Dataset records -
BEGIN
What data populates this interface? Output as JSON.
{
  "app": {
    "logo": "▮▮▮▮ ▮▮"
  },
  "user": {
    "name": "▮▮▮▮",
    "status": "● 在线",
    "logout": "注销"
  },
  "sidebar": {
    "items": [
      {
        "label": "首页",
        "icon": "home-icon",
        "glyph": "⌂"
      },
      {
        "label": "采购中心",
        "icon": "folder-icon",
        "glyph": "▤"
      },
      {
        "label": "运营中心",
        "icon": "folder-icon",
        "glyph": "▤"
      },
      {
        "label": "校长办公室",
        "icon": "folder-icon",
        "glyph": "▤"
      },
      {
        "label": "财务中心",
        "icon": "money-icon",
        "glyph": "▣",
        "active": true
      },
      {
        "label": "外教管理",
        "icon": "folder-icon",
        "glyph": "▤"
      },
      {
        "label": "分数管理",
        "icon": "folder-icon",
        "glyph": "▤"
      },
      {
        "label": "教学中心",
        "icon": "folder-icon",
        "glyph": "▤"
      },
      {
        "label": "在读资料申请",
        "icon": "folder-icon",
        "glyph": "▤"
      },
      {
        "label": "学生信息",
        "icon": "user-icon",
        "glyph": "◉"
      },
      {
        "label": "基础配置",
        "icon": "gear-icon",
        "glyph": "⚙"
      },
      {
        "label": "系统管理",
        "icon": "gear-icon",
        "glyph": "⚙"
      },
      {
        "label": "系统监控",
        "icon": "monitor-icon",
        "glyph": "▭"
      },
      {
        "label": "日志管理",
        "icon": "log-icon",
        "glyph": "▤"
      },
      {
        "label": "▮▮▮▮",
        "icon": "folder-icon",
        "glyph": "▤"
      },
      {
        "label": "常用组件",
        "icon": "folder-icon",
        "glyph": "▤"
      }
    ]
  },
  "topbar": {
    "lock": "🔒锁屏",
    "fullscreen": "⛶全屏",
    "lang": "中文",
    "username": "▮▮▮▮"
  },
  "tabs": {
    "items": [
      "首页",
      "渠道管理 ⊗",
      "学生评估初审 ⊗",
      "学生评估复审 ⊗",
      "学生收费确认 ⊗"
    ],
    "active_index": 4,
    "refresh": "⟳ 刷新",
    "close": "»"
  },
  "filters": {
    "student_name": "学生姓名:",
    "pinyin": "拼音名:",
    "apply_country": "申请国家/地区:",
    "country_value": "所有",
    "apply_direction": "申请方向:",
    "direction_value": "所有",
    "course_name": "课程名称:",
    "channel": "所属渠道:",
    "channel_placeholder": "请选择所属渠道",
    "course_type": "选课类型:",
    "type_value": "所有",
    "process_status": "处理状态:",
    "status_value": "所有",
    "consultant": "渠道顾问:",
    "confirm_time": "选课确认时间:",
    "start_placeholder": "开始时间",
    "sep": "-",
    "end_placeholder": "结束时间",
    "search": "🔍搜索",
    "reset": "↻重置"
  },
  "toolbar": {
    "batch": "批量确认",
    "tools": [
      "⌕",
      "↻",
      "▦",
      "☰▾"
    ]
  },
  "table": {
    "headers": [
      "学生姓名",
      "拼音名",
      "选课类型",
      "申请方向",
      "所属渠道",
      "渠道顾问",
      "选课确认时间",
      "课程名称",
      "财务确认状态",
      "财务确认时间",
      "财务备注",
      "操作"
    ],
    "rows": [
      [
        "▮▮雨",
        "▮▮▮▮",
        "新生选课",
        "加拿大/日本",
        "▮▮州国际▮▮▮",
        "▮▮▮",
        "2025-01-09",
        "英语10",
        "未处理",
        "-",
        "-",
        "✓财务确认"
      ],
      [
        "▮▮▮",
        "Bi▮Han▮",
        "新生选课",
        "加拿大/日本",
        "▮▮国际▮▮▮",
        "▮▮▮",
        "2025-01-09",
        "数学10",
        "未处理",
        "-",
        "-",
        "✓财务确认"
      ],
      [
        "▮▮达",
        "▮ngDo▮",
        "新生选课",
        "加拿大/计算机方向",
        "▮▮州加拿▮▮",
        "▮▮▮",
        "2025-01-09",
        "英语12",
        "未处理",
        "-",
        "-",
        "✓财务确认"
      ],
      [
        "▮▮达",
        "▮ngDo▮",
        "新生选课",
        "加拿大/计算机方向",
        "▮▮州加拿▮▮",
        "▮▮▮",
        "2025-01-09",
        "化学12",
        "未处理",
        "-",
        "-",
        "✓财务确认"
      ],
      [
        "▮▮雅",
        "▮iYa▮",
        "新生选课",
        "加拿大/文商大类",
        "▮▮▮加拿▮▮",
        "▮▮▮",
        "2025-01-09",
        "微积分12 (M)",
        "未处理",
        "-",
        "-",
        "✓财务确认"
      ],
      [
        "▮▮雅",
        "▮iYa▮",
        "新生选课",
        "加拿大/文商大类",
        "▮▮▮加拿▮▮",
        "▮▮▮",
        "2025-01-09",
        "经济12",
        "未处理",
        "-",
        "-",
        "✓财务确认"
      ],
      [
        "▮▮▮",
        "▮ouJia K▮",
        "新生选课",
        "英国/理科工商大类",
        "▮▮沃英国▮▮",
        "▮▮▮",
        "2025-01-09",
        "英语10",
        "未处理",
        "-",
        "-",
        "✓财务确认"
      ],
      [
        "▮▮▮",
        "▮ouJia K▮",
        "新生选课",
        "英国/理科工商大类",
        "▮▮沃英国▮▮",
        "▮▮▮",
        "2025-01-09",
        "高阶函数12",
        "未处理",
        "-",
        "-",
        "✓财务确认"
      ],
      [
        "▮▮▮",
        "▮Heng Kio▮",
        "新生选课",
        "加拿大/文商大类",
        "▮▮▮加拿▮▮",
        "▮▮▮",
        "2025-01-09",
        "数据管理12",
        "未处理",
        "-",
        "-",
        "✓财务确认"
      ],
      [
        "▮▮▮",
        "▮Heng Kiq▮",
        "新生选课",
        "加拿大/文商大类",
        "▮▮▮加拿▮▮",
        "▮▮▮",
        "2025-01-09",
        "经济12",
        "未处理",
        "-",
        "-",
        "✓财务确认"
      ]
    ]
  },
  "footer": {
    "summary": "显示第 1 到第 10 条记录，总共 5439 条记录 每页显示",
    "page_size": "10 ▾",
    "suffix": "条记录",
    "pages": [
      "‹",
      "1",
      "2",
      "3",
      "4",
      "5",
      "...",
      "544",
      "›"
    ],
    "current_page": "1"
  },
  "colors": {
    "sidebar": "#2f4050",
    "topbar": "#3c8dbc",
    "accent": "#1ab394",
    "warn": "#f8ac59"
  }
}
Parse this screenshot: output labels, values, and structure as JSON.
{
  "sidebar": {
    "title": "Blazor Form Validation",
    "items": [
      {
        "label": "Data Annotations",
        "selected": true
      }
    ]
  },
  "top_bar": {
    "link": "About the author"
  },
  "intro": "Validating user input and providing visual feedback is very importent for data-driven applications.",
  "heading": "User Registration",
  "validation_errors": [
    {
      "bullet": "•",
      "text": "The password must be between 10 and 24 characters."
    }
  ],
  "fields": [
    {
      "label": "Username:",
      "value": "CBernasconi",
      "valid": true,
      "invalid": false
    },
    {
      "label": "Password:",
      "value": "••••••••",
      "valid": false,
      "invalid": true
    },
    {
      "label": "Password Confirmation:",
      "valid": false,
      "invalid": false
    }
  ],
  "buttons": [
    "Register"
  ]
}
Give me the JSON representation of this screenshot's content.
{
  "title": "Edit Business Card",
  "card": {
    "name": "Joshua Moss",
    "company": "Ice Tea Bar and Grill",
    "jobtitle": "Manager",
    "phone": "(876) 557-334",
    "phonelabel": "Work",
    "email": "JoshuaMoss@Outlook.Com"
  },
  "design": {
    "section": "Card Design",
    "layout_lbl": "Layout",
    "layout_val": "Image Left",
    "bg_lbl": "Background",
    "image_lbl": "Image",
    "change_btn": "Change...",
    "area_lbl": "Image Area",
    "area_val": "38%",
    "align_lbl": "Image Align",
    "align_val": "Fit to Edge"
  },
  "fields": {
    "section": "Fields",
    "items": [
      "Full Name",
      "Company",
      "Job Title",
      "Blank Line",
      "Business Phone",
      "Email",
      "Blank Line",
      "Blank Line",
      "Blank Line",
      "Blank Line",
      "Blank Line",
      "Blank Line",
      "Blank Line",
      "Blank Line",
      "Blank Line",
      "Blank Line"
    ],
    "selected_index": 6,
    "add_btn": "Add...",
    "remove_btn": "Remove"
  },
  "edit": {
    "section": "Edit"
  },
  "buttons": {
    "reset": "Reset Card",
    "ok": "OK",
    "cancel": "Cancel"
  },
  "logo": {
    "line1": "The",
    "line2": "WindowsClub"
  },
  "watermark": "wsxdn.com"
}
END
Task statement - Copy each line of the listing that contains the string "true".

Solution to this exercise -
        "active": true
        "selected": true
      "valid": true,
      "invalid": true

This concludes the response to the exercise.